Exercise requirements =
Count the lines of the data below that contain the string "Introduction", matching case exactly, and give only that number.

Material =
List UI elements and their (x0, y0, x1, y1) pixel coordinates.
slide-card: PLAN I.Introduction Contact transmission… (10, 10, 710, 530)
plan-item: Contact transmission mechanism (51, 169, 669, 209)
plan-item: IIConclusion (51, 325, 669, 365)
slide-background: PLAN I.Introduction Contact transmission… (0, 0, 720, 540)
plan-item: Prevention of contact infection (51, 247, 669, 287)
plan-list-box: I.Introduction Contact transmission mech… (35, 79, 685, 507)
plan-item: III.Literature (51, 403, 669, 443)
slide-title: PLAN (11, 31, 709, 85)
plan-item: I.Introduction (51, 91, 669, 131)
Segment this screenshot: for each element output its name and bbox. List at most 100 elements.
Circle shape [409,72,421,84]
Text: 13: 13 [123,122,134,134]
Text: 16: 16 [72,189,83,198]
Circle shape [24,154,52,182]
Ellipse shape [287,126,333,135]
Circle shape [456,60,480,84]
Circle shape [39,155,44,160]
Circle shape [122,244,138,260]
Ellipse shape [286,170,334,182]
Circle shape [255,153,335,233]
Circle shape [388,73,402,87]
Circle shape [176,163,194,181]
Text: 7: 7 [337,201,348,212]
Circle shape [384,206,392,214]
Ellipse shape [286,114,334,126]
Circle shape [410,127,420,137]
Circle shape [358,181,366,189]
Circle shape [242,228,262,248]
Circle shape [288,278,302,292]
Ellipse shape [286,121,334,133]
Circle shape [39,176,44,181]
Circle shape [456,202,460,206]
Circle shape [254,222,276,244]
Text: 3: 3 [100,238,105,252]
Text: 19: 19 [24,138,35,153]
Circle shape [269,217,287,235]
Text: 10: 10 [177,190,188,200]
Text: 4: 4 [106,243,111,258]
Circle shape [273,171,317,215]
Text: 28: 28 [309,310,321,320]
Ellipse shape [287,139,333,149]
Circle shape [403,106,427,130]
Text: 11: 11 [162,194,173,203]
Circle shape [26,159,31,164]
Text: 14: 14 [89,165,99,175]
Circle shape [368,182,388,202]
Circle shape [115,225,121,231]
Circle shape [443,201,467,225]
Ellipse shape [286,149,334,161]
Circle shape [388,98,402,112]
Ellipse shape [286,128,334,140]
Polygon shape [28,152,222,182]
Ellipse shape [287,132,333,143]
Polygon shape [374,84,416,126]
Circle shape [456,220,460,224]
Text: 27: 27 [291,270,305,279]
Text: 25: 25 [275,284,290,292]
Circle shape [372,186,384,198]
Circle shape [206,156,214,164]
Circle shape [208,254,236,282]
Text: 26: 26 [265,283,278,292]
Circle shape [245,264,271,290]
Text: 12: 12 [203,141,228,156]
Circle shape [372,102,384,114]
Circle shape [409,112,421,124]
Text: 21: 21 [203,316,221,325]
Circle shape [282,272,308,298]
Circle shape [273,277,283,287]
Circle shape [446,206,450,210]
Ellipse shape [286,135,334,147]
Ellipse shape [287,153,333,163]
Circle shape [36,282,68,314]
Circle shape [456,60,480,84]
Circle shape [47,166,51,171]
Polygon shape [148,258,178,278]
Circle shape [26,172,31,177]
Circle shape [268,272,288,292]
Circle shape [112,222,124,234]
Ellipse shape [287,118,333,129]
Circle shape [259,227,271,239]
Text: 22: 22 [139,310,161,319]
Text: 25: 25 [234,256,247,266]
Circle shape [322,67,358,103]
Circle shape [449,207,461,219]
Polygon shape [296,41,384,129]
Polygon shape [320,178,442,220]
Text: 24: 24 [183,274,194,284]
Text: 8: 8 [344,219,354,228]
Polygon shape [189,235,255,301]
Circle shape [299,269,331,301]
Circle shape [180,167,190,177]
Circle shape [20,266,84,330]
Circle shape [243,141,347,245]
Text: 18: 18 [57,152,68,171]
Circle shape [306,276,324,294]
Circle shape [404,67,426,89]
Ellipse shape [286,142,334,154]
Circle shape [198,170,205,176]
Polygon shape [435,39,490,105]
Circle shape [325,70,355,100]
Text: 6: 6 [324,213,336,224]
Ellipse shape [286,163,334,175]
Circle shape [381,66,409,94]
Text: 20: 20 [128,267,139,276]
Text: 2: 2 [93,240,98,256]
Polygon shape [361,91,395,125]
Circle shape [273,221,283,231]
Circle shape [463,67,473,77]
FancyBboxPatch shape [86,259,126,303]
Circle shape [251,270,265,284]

Complete answer =
4